── SOURCE PASSAGE
19.We have carefully considered the record of appeal, the rival submissions, and the applicable law.
20.Being a first appeal, we have the duty to review issues of both facts and law afresh, and come up with our own independent conclusions. We are, however, obligated to bear in mind that the trial judge had the advantage of seeing and assessing the demeanor of witnesses. (See Selle vs. Associated Motor Boat Co. Limited (1968) EA 123). Additionally, this Court must be cognizant of the fact that it should not interfere with the findings of fact by the trial court unless they were based on no evidence or on a misapprehension of the evidence, or the trial judge is shown demonstrably to have acted on wrong principles in reaching his findings. (See Jabane vs. Olenja (1968) KLR 661).
21.The central question in this appeal is whether the High Court erred in recognizing the respondents as beneficiaries of the deceased and in appointing them as joint administrators with the appellant.
22.From the record, it is clear that the trial court had before it consistent oral evidence from multiple independent witnesses, including the deceased’s sister (DW3) and a clan elder (DW4), that the deceased had two wives and that both families resided and were buried on Plot 849. These accounts were corroborated by documentary evidence such as the Chief’s letters dated 2nd May, 2015 and 17th October, 2014, which identified both households as dependants.
23.The appellant’s principal attack on the trial court’s decision was based on discrepancies in the death certificates and the Chief’s letters. The trial court, however, correctly appreciated that such inconsistencies were not fatal to the establishment of the family structure of the deceased, particularly in light of the overwhelming evidence that both wives and their children had a long-standing and recognized presence on Plot 849. In any event, the fact of the deceased’s death, irrespective of the discrepancy on the date of death, was not challenged by either the appellant or the respondents.
────
:: GIVEN EXERCISE 1 ::
Render the entries as a Markdown table with the columns Row and Entry line, starting at the first line of the entries and ending at the line containing "134, 708, 149]", both included. Leave out blank lines.
── PROVIDED DATA
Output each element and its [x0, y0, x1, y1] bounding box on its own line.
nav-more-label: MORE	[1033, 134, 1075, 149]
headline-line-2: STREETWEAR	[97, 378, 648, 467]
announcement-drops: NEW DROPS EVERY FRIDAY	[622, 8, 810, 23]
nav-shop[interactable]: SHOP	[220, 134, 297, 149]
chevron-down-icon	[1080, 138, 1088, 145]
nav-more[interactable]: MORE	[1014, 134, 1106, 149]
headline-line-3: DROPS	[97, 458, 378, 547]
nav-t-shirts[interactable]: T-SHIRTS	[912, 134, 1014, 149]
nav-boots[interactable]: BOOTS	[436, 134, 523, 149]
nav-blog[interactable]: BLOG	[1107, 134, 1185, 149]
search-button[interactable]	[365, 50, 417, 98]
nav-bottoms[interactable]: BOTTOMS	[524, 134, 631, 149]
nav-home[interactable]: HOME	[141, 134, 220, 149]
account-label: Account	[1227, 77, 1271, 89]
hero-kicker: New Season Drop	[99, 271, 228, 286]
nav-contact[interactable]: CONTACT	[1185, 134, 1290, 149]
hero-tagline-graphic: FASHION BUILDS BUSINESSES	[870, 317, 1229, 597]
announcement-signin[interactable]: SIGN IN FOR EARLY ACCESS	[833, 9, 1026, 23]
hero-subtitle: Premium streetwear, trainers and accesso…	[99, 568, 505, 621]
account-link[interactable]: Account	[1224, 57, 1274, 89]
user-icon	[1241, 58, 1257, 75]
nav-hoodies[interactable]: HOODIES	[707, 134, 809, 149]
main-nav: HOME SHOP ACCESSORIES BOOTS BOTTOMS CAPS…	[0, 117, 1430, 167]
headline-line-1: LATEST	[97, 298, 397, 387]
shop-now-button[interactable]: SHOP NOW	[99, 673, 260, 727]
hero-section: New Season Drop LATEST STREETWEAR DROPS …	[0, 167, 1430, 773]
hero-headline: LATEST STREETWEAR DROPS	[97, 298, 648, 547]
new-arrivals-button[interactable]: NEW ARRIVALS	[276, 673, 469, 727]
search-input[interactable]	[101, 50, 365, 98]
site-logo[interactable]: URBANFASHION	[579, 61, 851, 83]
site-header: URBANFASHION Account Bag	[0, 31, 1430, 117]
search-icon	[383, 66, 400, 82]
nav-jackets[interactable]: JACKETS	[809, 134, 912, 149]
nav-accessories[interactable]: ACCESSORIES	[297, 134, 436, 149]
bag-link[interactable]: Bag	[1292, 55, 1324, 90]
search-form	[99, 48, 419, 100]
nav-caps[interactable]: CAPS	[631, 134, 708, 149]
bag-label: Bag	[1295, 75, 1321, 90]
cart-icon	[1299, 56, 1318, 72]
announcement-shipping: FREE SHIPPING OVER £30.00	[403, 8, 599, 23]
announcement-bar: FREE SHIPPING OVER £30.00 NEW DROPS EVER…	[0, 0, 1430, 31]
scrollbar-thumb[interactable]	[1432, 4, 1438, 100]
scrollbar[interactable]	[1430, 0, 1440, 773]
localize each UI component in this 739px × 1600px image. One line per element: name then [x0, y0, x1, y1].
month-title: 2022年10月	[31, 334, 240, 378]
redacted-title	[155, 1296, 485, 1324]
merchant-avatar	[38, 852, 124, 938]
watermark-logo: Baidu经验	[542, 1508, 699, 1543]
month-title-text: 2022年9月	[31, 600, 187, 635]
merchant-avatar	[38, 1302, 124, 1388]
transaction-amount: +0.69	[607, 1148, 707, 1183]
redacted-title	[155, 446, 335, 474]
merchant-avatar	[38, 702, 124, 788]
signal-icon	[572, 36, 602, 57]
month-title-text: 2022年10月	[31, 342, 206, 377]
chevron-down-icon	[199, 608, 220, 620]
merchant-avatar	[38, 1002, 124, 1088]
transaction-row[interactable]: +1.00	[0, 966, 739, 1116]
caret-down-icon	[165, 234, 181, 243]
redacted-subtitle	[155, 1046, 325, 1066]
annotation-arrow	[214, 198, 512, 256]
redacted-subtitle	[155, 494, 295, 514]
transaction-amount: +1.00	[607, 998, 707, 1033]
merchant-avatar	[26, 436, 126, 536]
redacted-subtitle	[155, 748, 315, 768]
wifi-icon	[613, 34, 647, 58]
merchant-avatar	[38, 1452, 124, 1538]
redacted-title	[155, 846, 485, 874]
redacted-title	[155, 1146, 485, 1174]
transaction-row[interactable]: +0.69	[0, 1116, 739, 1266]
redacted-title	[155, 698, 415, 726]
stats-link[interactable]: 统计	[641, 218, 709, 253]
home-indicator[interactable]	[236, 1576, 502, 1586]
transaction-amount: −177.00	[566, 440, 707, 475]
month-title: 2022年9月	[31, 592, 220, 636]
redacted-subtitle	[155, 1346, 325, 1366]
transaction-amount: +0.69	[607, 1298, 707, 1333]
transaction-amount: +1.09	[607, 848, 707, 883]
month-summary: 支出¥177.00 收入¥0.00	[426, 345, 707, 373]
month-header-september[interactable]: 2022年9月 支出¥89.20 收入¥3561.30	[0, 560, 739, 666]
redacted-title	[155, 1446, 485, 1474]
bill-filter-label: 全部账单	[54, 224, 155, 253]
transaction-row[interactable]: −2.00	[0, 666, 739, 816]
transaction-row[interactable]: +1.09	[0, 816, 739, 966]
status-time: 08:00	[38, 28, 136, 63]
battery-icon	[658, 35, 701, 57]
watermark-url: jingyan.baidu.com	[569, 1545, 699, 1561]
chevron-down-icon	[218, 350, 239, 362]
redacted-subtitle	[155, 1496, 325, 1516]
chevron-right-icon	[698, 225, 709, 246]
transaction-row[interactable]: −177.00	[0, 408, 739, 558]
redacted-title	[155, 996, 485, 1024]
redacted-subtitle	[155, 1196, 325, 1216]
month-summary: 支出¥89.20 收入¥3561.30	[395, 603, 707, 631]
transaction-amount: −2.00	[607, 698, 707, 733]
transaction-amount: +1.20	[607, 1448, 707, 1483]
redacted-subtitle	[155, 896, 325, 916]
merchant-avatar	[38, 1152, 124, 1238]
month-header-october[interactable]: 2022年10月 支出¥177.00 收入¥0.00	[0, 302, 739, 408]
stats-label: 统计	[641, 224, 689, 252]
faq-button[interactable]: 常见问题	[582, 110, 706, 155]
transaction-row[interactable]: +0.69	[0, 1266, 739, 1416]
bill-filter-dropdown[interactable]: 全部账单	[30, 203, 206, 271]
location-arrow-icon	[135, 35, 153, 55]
────
:: GIVEN EXERCISE 2 ::
According to the judgment excerpt, under what circumstances may this Court interfere with the trial court's findings of fact? List them.

:: EXERCISE ANSWER 1 ::
| Row | Entry line |
|---|---|
| 1 | Output each element and its [x0, y0, x1, y1] bounding box on its own line. |
| 2 | nav-more-label: MORE	[1033, 134, 1075, 149] |
| 3 | headline-line-2: STREETWEAR	[97, 378, 648, 467] |
| 4 | announcement-drops: NEW DROPS EVERY FRIDAY	[622, 8, 810, 23] |
| 5 | nav-shop[interactable]: SHOP	[220, 134, 297, 149] |
| 6 | chevron-down-icon	[1080, 138, 1088, 145] |
| 7 | nav-more[interactable]: MORE	[1014, 134, 1106, 149] |
| 8 | headline-line-3: DROPS	[97, 458, 378, 547] |
| 9 | nav-t-shirts[interactable]: T-SHIRTS	[912, 134, 1014, 149] |
| 10 | nav-boots[interactable]: BOOTS	[436, 134, 523, 149] |
| 11 | nav-blog[interactable]: BLOG	[1107, 134, 1185, 149] |
| 12 | search-button[interactable]	[365, 50, 417, 98] |
| 13 | nav-bottoms[interactable]: BOTTOMS	[524, 134, 631, 149] |
| 14 | nav-home[interactable]: HOME	[141, 134, 220, 149] |
| 15 | account-label: Account	[1227, 77, 1271, 89] |
| 16 | hero-kicker: New Season Drop	[99, 271, 228, 286] |
| 17 | nav-contact[interactable]: CONTACT	[1185, 134, 1290, 149] |
| 18 | hero-tagline-graphic: FASHION BUILDS BUSINESSES	[870, 317, 1229, 597] |
| 19 | announcement-signin[interactable]: SIGN IN FOR EARLY ACCESS	[833, 9, 1026, 23] |
| 20 | hero-subtitle: Premium streetwear, trainers and accesso…	[99, 568, 505, 621] |
| 21 | account-link[interactable]: Account	[1224, 57, 1274, 89] |
| 22 | user-icon	[1241, 58, 1257, 75] |
| 23 | nav-hoodies[interactable]: HOODIES	[707, 134, 809, 149] |
| 24 | main-nav: HOME SHOP ACCESSORIES BOOTS BOTTOMS CAPS…	[0, 117, 1430, 167] |
| 25 | headline-line-1: LATEST	[97, 298, 397, 387] |
| 26 | shop-now-button[interactable]: SHOP NOW	[99, 673, 260, 727] |
| 27 | hero-section: New Season Drop LATEST STREETWEAR DROPS …	[0, 167, 1430, 773] |
| 28 | hero-headline: LATEST STREETWEAR DROPS	[97, 298, 648, 547] |
| 29 | new-arrivals-button[interactable]: NEW ARRIVALS	[276, 673, 469, 727] |
| 30 | search-input[interactable]	[101, 50, 365, 98] |
| 31 | site-logo[interactable]: URBANFASHION	[579, 61, 851, 83] |
| 32 | site-header: URBANFASHION Account Bag	[0, 31, 1430, 117] |
| 33 | search-icon	[383, 66, 400, 82] |
| 34 | nav-jackets[interactable]: JACKETS	[809, 134, 912, 149] |
| 35 | nav-accessories[interactable]: ACCESSORIES	[297, 134, 436, 149] |
| 36 | bag-link[interactable]: Bag	[1292, 55, 1324, 90] |
| 37 | search-form	[99, 48, 419, 100] |
| 38 | nav-caps[interactable]: CAPS	[631, 134, 708, 149] |

:: EXERCISE ANSWER 2 ::
- The findings were based on no evidence.
- The findings were based on a misapprehension of the evidence.
- The trial judge is shown demonstrably to have acted on wrong principles in reaching the findings.